- Rows -
━━━━━━━━━━━━━━━━
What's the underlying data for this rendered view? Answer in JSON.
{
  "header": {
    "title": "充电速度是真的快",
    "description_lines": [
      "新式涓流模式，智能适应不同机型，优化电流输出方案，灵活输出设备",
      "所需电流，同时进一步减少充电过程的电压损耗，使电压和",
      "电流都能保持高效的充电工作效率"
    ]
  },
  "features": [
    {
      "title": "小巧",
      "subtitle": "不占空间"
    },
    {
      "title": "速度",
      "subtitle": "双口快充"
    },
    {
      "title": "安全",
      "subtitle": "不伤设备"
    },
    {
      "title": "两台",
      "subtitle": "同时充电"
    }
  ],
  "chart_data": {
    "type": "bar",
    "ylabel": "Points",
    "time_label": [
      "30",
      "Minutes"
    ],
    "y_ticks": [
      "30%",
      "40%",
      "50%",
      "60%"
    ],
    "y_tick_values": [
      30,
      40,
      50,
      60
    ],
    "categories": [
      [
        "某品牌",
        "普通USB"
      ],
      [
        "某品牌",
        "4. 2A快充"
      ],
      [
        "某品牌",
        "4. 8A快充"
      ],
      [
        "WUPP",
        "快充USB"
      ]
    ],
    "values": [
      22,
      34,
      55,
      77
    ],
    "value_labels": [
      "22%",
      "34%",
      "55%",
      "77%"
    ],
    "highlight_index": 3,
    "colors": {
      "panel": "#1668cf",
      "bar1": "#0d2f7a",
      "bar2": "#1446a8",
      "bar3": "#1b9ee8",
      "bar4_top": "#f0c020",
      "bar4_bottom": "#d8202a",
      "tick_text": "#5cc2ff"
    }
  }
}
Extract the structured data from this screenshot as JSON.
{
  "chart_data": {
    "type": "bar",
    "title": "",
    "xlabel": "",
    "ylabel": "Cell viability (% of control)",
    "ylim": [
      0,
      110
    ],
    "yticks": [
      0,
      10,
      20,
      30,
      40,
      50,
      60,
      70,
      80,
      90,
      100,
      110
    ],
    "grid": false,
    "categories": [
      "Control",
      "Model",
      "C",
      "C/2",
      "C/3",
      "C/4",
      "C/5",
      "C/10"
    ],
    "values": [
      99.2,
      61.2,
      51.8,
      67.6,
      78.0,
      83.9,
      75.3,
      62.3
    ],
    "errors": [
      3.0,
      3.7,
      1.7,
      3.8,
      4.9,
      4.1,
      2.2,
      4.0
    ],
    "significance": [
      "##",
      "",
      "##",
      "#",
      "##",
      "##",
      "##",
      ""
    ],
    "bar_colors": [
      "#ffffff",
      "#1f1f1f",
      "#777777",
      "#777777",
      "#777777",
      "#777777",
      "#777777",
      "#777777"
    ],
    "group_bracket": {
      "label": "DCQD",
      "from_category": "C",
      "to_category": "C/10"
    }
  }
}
━━━━━━━━━━━━━━━━
- Written request -
Show all lines from the listing above in which "this" appears.

- Exercise result -
What's the underlying data for this rendered view? Answer in JSON.
Extract the structured data from this screenshot as JSON.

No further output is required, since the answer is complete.